▸ **Work to be completed**: Only the number is wanted: how many lines contain the word "Resort"?

# start of The data

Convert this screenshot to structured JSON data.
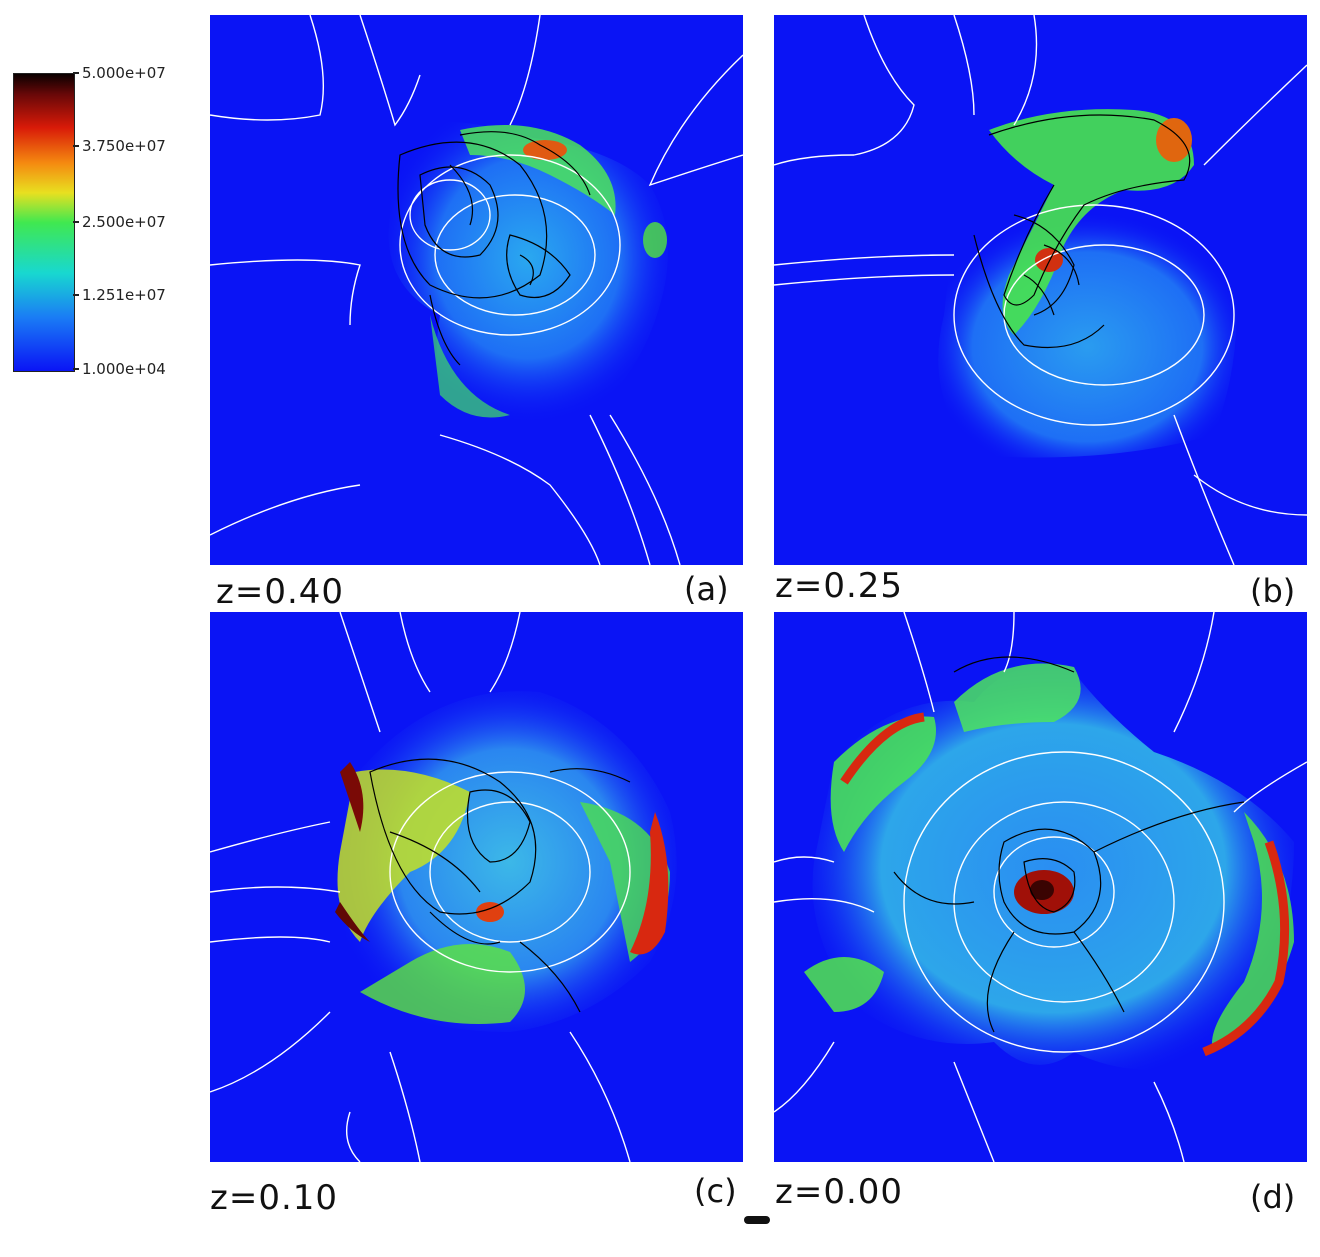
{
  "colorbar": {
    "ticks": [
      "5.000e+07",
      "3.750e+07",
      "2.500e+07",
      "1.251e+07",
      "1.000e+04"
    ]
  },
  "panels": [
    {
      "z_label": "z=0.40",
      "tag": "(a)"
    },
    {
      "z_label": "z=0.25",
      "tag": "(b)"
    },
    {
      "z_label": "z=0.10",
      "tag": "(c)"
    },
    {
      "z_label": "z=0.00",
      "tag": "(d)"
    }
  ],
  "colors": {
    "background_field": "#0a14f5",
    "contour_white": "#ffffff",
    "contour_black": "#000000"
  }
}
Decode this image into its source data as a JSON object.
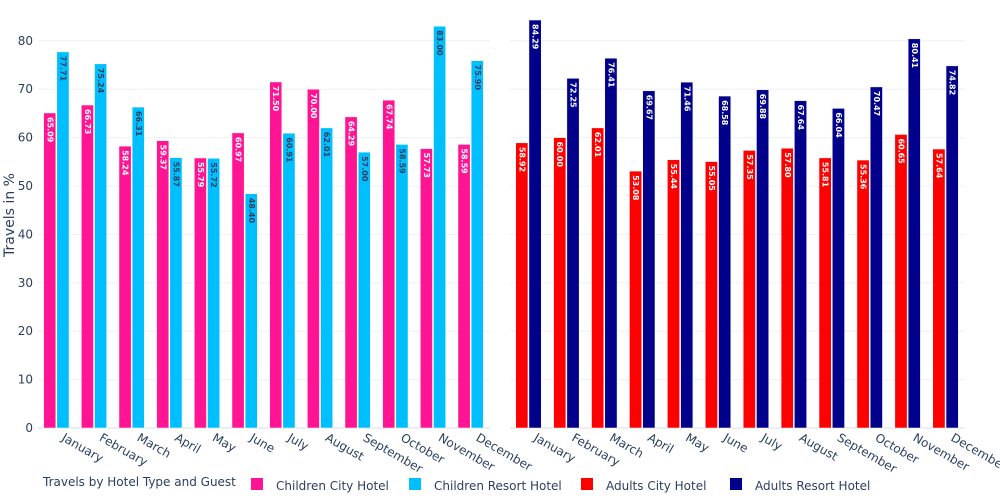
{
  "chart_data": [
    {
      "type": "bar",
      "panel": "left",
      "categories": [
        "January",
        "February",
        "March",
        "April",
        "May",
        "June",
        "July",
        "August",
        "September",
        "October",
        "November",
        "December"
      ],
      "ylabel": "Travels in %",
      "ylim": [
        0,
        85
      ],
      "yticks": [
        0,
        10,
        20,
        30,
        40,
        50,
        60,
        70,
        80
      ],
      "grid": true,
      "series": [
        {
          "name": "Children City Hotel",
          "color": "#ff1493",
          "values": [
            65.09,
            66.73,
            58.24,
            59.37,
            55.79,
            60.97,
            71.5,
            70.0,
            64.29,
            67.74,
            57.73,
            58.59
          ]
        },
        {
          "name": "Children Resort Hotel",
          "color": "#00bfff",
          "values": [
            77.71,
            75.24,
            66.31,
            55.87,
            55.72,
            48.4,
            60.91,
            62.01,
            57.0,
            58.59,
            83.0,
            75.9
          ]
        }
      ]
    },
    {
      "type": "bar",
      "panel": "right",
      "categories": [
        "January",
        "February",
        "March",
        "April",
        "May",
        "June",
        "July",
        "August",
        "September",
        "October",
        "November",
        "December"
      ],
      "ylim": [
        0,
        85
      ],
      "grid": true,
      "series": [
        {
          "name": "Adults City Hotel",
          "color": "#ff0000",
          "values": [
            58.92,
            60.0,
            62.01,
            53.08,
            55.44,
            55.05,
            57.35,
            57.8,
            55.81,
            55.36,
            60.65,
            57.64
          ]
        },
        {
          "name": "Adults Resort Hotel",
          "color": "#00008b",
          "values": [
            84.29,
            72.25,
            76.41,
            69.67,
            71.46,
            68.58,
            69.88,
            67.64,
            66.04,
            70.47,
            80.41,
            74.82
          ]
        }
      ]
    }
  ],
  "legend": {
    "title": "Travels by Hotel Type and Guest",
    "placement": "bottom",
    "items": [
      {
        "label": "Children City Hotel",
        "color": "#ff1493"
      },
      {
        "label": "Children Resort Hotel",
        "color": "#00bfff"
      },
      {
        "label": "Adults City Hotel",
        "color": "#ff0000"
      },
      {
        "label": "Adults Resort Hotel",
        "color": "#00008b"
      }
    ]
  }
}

# end of The data

▸ **Solution to this task**: 4